**Exercise directions**
How many lines hold the string "podatku"? Give only the number.

**Materials provided**
- - - - -

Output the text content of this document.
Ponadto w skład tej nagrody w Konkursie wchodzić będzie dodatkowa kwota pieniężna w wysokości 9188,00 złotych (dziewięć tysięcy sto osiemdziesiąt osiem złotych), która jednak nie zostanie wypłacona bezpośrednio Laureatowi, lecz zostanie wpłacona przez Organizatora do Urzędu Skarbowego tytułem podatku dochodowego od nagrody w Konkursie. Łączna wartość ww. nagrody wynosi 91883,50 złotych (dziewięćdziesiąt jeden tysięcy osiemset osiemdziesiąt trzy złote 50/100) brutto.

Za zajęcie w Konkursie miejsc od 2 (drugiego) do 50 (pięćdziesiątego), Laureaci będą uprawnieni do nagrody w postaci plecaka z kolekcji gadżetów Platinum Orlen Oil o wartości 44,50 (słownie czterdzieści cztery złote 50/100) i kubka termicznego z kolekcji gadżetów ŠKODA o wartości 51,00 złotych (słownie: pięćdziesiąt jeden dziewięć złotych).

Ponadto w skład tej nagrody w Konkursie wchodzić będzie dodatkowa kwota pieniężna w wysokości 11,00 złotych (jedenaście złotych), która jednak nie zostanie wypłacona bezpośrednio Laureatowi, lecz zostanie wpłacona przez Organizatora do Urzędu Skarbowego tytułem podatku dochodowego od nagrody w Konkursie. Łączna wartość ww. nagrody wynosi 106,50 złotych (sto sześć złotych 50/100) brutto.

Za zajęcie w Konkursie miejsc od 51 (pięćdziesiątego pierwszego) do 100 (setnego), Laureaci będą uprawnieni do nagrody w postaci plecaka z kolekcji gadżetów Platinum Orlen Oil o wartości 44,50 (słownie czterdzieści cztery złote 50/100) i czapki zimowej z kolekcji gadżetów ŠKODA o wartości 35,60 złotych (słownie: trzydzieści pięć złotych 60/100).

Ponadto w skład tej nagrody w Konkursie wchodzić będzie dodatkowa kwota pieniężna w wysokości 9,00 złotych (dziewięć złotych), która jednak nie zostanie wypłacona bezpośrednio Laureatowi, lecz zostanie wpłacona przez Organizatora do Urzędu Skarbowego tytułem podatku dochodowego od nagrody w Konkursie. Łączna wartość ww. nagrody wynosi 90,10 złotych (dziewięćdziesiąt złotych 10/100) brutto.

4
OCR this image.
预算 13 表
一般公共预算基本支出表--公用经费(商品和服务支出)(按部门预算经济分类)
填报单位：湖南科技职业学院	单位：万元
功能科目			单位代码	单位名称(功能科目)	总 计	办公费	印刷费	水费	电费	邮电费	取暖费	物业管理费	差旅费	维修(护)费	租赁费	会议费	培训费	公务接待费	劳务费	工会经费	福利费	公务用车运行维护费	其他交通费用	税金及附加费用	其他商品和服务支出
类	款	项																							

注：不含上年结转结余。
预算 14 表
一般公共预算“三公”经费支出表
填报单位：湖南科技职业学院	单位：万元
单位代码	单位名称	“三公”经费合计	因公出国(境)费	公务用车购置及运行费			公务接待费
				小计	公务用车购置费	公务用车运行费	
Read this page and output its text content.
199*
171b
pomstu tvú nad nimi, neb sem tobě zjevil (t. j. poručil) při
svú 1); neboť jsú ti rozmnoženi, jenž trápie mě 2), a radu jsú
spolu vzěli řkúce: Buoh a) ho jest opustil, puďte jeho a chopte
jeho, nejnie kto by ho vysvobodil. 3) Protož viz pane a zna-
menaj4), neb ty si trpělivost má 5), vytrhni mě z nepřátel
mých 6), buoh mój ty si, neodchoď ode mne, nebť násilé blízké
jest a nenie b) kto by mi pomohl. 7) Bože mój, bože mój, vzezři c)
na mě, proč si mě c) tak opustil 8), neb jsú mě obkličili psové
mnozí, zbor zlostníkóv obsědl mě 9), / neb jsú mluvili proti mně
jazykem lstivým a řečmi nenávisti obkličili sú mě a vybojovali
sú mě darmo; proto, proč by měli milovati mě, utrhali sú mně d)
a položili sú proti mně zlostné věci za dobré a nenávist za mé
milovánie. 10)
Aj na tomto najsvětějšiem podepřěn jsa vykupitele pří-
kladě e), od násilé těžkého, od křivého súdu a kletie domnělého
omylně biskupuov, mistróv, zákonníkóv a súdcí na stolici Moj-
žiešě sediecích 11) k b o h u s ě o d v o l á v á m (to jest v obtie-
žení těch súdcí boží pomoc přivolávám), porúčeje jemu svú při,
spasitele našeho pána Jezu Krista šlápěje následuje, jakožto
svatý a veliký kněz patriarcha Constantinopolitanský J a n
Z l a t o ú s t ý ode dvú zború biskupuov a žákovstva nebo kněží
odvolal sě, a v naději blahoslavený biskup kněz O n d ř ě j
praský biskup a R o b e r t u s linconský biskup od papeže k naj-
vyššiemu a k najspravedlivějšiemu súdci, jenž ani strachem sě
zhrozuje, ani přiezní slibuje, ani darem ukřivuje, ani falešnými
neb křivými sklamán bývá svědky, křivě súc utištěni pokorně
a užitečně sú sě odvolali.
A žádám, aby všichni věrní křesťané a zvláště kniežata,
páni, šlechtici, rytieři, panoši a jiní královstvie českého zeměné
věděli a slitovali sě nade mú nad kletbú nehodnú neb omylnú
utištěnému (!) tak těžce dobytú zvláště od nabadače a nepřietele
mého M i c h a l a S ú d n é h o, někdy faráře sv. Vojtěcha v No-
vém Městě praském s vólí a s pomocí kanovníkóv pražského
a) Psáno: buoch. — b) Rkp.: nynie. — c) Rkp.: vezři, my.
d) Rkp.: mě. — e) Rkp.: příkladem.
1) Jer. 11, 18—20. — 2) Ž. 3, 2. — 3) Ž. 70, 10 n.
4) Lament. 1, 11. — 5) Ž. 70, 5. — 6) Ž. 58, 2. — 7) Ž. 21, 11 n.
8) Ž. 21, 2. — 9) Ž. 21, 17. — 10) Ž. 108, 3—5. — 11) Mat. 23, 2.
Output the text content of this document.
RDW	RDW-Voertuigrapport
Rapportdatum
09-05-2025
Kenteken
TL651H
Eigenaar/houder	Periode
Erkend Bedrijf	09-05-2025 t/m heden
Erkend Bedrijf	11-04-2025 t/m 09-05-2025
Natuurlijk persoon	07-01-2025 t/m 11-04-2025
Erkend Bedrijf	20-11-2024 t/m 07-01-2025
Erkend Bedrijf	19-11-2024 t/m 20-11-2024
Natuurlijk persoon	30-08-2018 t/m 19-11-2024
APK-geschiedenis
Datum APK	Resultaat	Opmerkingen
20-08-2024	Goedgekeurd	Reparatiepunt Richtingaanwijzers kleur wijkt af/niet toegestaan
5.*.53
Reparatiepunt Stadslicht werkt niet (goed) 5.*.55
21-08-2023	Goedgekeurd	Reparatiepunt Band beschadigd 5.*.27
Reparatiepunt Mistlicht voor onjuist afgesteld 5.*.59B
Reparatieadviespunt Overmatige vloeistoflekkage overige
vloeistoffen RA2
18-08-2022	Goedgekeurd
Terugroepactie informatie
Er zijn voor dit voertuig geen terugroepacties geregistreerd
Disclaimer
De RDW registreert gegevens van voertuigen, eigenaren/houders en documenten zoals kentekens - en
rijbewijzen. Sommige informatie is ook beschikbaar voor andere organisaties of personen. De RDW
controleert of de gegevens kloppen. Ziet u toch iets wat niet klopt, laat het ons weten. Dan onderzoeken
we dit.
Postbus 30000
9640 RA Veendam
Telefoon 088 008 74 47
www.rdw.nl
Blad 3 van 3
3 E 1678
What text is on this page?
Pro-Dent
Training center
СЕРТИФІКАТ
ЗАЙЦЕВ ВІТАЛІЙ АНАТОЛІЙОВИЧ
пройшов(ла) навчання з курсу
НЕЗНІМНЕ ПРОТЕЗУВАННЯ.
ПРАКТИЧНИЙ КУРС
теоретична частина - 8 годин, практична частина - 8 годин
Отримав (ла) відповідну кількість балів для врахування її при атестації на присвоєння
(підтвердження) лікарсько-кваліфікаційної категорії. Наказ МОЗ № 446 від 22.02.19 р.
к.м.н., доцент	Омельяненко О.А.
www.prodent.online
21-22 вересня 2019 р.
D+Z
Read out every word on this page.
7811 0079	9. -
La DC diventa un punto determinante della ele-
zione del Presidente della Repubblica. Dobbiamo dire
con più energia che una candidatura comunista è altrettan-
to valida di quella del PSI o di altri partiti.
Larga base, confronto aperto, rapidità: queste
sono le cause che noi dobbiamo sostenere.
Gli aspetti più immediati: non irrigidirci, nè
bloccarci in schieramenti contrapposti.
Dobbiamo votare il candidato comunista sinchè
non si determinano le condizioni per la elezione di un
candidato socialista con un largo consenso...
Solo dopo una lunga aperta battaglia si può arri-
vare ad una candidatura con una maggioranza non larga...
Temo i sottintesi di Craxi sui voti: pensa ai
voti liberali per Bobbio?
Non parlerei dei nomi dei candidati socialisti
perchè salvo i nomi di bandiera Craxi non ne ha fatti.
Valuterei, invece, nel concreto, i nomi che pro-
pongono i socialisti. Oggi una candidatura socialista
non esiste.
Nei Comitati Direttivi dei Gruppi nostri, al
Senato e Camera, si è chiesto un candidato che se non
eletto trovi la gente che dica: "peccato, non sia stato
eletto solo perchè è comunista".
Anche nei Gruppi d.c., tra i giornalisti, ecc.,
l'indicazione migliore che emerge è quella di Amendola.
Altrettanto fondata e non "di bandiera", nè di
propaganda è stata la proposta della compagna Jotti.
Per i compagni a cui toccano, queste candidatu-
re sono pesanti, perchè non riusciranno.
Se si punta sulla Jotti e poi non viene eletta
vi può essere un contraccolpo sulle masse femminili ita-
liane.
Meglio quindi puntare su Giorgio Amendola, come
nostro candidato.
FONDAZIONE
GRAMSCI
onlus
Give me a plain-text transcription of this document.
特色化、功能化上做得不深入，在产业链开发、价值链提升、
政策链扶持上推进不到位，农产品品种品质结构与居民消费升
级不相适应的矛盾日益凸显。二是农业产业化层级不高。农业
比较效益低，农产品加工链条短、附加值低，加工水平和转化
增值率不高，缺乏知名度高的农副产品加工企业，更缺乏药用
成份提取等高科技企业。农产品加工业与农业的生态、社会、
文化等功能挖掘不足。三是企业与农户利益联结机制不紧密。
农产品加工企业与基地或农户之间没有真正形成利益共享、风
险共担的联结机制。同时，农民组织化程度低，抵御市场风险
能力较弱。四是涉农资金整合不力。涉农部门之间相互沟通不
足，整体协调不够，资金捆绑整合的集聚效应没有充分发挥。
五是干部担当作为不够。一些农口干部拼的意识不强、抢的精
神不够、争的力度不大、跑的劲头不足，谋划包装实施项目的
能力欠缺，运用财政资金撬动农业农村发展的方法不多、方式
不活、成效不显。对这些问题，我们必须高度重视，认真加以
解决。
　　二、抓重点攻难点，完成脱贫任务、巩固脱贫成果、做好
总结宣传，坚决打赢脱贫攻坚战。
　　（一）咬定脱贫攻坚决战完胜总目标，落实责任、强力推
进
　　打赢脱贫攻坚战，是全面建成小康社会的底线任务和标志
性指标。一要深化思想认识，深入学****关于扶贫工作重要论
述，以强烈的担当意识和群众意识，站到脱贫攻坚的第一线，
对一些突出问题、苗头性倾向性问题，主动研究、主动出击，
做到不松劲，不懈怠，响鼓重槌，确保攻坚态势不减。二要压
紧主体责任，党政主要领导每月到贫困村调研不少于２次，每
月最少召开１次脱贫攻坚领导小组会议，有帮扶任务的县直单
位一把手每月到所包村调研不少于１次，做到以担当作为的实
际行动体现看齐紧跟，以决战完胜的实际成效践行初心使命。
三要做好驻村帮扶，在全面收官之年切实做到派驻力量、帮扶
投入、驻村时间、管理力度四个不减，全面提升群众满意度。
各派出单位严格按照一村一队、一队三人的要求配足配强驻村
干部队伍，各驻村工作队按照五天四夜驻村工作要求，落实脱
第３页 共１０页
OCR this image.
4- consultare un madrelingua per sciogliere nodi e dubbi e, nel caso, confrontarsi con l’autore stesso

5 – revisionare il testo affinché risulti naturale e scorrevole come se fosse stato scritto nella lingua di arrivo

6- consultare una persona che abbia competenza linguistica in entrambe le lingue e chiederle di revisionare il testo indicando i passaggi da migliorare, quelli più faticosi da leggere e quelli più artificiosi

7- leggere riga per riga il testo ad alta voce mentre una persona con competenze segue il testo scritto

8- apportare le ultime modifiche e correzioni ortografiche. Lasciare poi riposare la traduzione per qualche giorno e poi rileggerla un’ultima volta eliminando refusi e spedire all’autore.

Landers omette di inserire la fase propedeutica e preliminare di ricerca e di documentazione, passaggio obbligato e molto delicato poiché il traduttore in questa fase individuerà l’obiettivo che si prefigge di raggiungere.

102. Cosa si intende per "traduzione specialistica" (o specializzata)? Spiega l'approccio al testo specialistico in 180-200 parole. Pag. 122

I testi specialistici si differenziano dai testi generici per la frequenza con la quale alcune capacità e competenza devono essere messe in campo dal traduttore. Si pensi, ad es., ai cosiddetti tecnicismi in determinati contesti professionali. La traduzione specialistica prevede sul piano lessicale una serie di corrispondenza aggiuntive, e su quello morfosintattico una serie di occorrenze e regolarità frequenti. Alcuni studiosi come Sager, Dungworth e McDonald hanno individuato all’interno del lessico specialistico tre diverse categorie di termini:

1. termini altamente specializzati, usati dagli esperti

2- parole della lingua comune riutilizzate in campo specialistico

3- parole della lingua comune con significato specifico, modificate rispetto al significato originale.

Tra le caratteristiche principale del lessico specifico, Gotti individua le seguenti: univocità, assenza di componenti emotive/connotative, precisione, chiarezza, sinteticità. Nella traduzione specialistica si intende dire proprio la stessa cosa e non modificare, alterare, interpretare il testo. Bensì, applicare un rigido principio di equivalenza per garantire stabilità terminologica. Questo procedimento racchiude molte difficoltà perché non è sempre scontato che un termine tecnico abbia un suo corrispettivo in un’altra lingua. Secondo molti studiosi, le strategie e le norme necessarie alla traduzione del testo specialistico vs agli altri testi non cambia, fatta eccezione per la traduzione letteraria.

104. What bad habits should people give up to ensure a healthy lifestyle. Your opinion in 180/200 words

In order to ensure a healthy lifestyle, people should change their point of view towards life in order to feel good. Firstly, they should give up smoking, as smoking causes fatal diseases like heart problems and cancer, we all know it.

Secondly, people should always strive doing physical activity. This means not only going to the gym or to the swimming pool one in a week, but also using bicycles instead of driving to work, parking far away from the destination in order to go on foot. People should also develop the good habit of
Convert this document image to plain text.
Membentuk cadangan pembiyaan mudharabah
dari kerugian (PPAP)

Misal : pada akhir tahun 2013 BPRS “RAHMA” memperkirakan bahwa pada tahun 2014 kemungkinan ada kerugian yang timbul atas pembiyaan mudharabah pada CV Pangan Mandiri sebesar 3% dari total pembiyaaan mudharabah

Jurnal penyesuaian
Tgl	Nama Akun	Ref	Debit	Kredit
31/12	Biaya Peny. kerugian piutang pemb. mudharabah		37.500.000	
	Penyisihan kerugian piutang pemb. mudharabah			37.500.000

- - - - -

**Solution for this task**
3